TASK TO CARRY OUT:
The answer is one number: how many lines hold the string "Filter".

Items from a data source
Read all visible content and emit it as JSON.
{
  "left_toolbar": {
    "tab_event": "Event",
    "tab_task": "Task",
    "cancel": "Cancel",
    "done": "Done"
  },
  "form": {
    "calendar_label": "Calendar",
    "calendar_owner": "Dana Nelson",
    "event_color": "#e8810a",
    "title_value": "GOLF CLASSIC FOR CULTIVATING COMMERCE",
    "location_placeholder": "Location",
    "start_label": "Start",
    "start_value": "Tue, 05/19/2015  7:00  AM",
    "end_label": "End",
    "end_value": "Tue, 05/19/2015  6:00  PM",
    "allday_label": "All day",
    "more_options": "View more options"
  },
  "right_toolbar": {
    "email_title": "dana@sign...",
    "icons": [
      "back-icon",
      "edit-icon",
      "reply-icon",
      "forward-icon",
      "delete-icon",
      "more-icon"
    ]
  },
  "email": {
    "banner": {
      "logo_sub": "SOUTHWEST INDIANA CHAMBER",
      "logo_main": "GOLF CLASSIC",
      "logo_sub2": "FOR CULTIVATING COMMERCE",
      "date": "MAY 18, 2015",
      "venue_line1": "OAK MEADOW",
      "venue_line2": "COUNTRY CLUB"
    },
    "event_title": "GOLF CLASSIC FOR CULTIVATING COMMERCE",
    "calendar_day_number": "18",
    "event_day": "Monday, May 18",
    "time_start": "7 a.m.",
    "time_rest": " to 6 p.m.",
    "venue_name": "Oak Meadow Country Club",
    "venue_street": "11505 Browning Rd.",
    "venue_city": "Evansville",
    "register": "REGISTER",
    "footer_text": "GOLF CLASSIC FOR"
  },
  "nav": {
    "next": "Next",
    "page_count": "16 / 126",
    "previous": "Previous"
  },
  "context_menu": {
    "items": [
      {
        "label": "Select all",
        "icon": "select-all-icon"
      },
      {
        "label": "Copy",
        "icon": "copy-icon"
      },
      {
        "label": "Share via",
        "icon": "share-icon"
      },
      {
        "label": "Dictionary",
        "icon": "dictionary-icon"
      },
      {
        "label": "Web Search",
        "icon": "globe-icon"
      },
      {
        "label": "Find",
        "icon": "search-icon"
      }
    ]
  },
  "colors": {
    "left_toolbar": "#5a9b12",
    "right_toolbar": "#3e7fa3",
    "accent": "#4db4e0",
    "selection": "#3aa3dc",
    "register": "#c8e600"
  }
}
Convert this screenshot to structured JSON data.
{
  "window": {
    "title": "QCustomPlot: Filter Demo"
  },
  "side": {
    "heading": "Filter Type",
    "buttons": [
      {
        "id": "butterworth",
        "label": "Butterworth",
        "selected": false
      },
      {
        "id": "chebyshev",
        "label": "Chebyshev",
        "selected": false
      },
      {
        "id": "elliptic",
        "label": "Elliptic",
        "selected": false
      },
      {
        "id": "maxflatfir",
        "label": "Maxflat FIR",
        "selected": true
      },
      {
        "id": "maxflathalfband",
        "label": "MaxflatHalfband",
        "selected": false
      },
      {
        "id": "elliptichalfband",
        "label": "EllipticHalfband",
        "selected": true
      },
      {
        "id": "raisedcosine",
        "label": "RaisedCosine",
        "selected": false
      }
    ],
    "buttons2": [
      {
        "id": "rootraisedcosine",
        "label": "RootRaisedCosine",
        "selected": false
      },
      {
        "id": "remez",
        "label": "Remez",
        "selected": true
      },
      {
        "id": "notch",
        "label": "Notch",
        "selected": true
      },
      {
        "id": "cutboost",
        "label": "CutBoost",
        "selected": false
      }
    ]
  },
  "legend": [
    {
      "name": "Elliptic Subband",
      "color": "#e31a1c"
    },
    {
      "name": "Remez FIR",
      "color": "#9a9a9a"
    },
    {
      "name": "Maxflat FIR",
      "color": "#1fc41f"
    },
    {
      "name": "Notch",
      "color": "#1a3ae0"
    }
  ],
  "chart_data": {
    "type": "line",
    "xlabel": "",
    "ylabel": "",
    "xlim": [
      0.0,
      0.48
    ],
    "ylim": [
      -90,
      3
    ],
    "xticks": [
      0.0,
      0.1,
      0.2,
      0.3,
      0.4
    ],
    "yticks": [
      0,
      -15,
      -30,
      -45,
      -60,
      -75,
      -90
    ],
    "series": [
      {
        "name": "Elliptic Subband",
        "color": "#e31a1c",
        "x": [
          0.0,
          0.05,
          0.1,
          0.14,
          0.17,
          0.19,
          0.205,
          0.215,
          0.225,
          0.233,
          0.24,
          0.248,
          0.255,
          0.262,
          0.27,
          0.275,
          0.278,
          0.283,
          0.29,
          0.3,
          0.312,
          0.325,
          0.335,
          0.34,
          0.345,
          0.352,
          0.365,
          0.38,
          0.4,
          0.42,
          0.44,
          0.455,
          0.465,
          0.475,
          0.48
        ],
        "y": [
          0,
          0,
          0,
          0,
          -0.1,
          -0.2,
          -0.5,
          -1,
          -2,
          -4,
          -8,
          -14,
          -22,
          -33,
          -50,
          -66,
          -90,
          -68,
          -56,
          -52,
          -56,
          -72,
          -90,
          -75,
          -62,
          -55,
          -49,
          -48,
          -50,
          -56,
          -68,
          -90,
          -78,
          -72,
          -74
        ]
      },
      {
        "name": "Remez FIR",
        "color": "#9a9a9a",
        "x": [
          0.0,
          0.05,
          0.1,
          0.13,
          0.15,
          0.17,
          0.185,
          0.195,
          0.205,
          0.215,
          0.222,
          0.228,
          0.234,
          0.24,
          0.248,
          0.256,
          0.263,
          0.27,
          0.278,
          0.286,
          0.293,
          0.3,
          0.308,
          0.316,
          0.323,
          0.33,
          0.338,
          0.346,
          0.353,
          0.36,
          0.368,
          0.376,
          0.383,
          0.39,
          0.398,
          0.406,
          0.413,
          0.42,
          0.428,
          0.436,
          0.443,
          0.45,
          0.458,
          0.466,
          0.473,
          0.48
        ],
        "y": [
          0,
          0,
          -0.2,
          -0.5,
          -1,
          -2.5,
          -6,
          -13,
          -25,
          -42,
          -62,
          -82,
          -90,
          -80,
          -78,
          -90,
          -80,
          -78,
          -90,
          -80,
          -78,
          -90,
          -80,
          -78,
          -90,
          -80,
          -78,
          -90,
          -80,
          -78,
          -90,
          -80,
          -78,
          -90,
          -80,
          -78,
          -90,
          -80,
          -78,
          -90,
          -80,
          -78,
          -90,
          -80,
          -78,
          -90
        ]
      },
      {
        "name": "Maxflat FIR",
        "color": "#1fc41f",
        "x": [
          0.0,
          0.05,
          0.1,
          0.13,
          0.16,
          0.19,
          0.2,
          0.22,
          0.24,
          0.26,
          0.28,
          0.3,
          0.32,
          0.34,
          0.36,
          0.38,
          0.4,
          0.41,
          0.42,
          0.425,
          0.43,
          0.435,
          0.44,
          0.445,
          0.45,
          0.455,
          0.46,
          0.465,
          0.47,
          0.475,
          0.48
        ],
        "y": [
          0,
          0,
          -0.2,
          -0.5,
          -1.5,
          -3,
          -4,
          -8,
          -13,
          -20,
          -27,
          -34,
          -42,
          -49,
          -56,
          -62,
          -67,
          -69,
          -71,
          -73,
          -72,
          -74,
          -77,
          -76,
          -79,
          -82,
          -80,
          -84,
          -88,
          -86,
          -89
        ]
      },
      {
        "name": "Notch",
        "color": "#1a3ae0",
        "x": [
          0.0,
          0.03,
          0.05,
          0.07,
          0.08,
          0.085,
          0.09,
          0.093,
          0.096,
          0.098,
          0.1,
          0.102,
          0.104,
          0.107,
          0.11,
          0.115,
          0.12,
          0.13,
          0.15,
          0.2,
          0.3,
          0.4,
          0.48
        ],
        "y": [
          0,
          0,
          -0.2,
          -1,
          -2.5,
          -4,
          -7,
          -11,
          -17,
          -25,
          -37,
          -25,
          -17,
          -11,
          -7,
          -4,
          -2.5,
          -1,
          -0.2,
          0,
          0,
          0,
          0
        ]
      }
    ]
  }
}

WORKED ANSWER:
2